Instructions for the task
Find the line containing "Decode this image" in the entries; transcribe it and all remaining lines through the end, exactly as they appear, but not the pictures.

The records

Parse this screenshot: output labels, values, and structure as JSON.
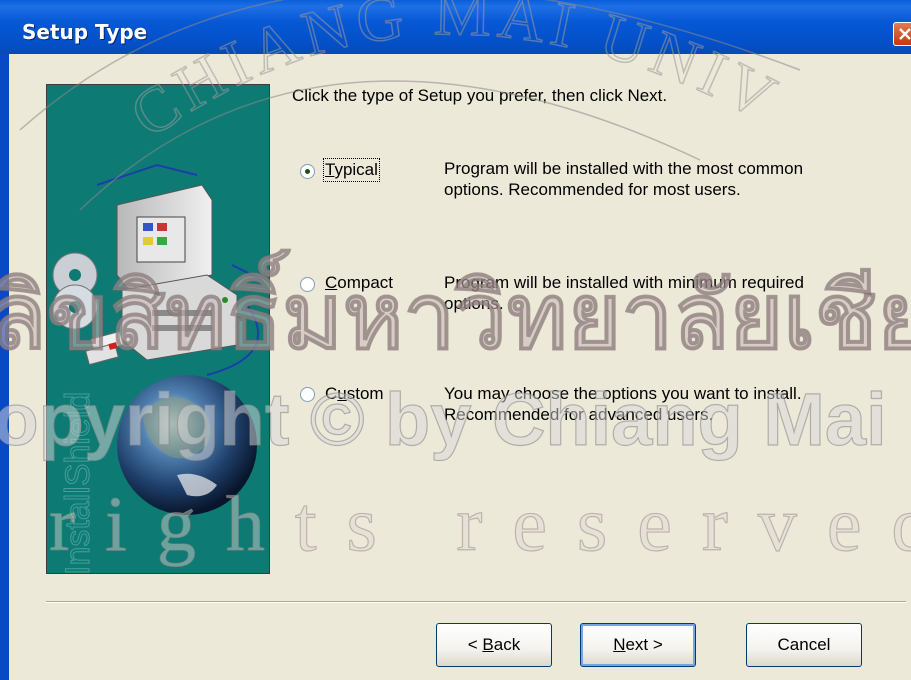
{
  "window": {
    "title": "Setup Type"
  },
  "instruction": "Click the type of Setup you prefer, then click Next.",
  "options": [
    {
      "key": "T",
      "rest": "ypical",
      "label": "Typical",
      "checked": true,
      "desc_line1": "Program will be installed with the most common",
      "desc_line2": "options.  Recommended for most users."
    },
    {
      "key": "C",
      "rest": "ompact",
      "label": "Compact",
      "checked": false,
      "desc_line1": "Program will be installed with minimum required",
      "desc_line2": "options."
    },
    {
      "key": "u",
      "pre": "C",
      "rest": "stom",
      "label": "Custom",
      "checked": false,
      "desc_line1": "You may choose the options you want to install.",
      "desc_line2": "Recommended for advanced users."
    }
  ],
  "buttons": {
    "back": {
      "prefix": "< ",
      "key": "B",
      "rest": "ack"
    },
    "next": {
      "key": "N",
      "rest": "ext >"
    },
    "cancel": "Cancel"
  },
  "art": {
    "brand": "InstallShield"
  },
  "watermark": {
    "line1": "ลิขสิทธิ์มหาวิทยาลัยเชียงใหม่",
    "line2": "Copyright © by Chiang Mai University",
    "line3": "All rights reserved",
    "seal": "CHIANG MAI UNIVERSITY"
  },
  "colors": {
    "titlebar": "#0758d6",
    "face": "#ece9d8",
    "art_bg": "#0e7a74"
  }
}
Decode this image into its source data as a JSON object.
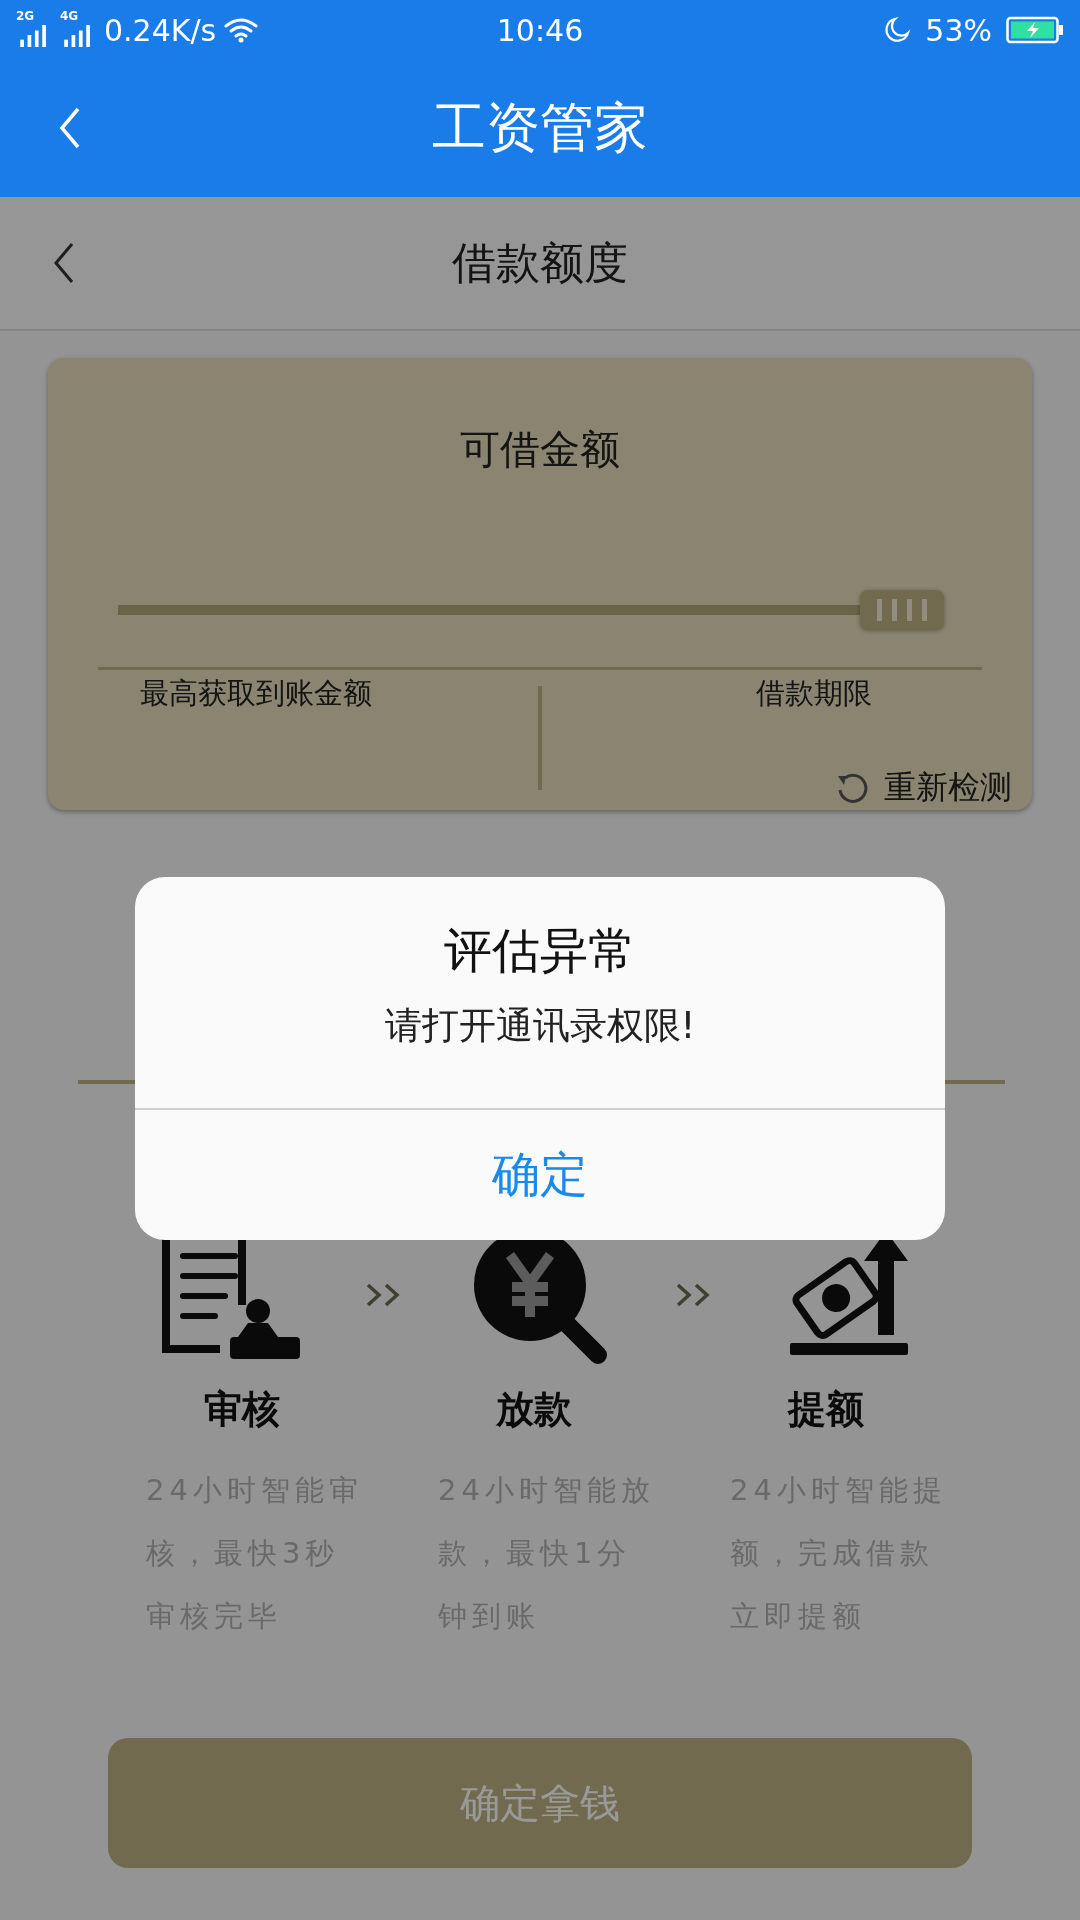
{
  "status_bar": {
    "signal_1": "2G",
    "signal_2": "4G",
    "speed": "0.24K/s",
    "time": "10:46",
    "battery": "53%"
  },
  "header": {
    "title": "工资管家"
  },
  "sub_header": {
    "title": "借款额度"
  },
  "card": {
    "title": "可借金额",
    "slider": {
      "level": 1
    },
    "label_left": "最高获取到账金额",
    "label_right": "借款期限",
    "refresh": "重新检测"
  },
  "steps": [
    {
      "title": "审核",
      "description": "24小时智能审核，最快3秒审核完毕",
      "kind": "document"
    },
    {
      "title": "放款",
      "description": "24小时智能放款，最快1分钟到账",
      "kind": "search"
    },
    {
      "title": "提额",
      "description": "24小时智能提额，完成借款立即提额",
      "kind": "raise"
    }
  ],
  "submit_button": "确定拿钱",
  "dialog": {
    "title": "评估异常",
    "message": "请打开通讯录权限!",
    "button": "确定"
  }
}
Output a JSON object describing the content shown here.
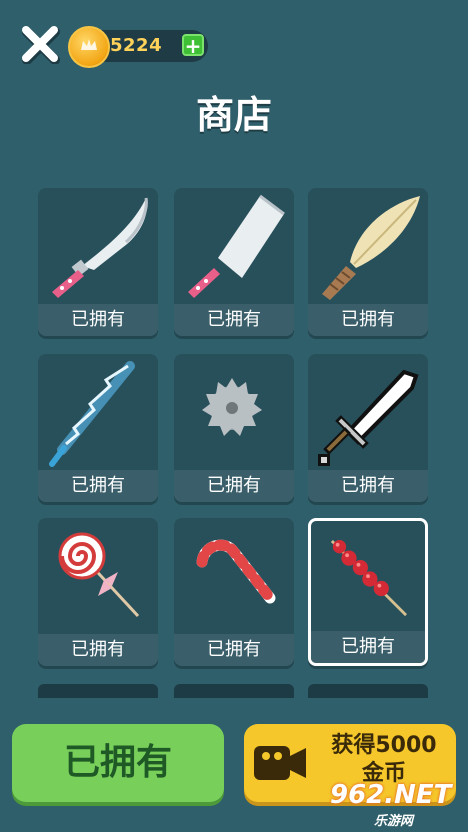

Exercise solution
Decode this image into its source data as a JSON object.
{
  "status_bar": {
    "signal_1": "2G",
    "signal_2": "4G",
    "speed": "0.24K/s",
    "time": "10:46",
    "battery": "53%"
  },
  "header": {
    "title": "工资管家"
  },
  "sub_header": {
    "title": "借款额度"
  },
  "card": {
    "title": "可借金额",
    "slider": {
      "level": 1
    },
    "label_left": "最高获取到账金额",
    "label_right": "借款期限",
    "refresh": "重新检测"
  },
  "steps": [
    {
      "title": "审核",
      "description": "24小时智能审核，最快3秒审核完毕",
      "kind": "document"
    },
    {
      "title": "放款",
      "description": "24小时智能放款，最快1分钟到账",
      "kind": "search"
    },
    {
      "title": "提额",
      "description": "24小时智能提额，完成借款立即提额",
      "kind": "raise"
    }
  ],
  "submit_button": "确定拿钱",
  "dialog": {
    "title": "评估异常",
    "message": "请打开通讯录权限!",
    "button": "确定"
  }
}
Output a JSON object describing the content shown here.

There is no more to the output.